▸ **What the task requires**:
Read the entries below and pull out each line with the string "than".
______
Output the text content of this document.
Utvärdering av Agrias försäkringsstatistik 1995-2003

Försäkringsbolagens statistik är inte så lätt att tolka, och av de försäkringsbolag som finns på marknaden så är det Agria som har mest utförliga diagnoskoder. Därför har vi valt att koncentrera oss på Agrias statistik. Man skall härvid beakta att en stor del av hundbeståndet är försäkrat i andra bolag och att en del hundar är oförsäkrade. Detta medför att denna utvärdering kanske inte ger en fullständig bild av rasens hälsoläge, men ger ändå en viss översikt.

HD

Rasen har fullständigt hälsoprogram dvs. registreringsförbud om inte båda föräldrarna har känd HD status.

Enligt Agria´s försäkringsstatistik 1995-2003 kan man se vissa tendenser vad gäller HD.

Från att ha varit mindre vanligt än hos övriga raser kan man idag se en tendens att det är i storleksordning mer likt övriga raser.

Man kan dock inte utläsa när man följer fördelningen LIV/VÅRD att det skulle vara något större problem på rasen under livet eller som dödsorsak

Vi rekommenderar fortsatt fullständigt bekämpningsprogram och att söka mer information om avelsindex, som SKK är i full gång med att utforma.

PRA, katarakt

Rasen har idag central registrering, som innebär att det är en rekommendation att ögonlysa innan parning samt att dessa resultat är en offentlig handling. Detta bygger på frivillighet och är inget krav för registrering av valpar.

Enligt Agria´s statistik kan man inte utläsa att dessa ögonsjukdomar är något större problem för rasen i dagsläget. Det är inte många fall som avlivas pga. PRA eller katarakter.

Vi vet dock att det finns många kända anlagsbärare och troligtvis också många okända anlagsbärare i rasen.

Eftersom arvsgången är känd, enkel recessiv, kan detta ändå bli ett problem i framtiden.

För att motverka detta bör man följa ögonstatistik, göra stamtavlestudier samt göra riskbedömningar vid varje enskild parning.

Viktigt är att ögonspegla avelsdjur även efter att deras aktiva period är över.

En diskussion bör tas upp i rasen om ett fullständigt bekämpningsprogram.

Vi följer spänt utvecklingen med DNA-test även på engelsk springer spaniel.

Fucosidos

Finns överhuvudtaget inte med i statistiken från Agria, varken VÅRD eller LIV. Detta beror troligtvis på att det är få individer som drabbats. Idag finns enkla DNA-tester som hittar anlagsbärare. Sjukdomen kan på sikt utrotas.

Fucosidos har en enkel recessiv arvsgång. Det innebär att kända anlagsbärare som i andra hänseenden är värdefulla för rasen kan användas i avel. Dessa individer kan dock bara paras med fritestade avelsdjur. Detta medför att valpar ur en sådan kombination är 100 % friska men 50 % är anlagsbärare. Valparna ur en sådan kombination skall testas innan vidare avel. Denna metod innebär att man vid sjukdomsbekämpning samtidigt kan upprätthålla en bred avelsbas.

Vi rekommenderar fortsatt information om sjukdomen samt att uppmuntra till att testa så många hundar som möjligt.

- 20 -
______
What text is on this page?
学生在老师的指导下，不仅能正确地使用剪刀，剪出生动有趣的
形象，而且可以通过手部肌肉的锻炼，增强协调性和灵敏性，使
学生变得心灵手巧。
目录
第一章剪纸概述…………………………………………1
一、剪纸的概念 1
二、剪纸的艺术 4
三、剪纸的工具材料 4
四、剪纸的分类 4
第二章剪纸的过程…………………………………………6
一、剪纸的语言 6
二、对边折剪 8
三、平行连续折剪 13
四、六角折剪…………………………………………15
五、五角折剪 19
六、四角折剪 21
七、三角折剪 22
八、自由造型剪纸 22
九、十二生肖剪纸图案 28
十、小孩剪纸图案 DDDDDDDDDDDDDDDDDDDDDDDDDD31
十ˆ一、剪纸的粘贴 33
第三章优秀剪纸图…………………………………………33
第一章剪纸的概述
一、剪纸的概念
______
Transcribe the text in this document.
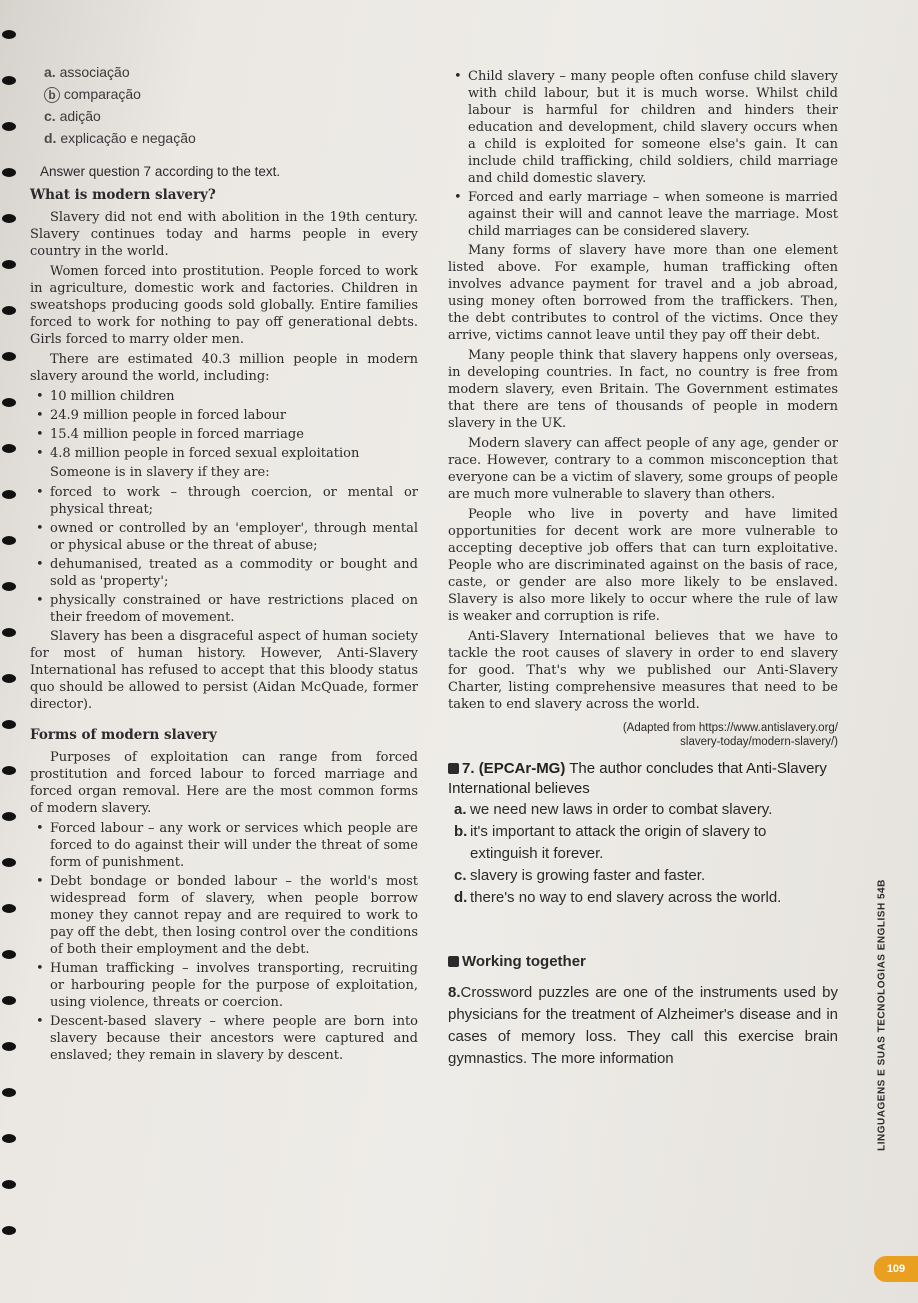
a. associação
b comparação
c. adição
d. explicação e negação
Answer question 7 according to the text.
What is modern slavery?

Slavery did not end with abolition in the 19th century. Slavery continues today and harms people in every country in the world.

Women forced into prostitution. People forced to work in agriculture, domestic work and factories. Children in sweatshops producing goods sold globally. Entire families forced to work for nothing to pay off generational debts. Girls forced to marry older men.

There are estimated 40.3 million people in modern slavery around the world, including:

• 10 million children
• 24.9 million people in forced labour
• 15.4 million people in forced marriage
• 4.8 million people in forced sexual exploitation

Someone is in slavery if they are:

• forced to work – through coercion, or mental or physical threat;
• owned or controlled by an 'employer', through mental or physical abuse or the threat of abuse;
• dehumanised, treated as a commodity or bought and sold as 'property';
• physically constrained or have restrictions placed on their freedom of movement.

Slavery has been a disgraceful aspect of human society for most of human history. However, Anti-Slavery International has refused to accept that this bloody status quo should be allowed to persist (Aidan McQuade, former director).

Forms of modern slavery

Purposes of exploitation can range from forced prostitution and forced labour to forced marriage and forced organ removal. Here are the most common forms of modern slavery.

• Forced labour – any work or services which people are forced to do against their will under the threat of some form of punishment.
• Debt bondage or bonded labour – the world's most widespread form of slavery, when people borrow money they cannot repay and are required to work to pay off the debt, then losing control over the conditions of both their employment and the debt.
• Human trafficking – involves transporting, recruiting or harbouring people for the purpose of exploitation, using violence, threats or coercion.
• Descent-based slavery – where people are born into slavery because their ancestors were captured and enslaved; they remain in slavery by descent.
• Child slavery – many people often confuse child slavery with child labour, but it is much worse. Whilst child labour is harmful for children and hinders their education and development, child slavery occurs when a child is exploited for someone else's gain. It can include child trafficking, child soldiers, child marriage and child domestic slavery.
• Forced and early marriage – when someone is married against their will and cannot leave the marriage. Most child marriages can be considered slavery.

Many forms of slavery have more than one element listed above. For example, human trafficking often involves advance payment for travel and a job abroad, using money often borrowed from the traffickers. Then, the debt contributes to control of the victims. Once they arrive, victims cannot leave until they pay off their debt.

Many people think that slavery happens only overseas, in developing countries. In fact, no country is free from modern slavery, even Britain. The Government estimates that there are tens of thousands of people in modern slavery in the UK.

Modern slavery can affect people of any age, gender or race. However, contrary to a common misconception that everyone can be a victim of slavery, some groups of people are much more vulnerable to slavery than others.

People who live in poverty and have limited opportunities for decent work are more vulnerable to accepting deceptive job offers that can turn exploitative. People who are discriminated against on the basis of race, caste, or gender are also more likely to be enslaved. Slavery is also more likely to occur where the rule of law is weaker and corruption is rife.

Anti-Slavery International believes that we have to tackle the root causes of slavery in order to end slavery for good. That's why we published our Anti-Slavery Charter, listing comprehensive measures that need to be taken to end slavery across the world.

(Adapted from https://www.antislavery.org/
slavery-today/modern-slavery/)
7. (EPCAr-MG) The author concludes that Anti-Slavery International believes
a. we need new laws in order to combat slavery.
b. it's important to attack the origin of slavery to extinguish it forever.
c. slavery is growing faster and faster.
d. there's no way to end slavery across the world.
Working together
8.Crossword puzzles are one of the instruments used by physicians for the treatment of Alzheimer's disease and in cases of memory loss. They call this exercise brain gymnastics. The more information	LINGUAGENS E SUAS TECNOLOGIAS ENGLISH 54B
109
______
▸ **Output below**:
Many forms of slavery have more than one element listed above. For example, human trafficking often involves advance payment for travel and a job abroad, using money often borrowed from the traffickers. Then, the debt contributes to control of the victims. Once they arrive, victims cannot leave until they pay off their debt.
Modern slavery can affect people of any age, gender or race. However, contrary to a common misconception that everyone can be a victim of slavery, some groups of people are much more vulnerable to slavery than others.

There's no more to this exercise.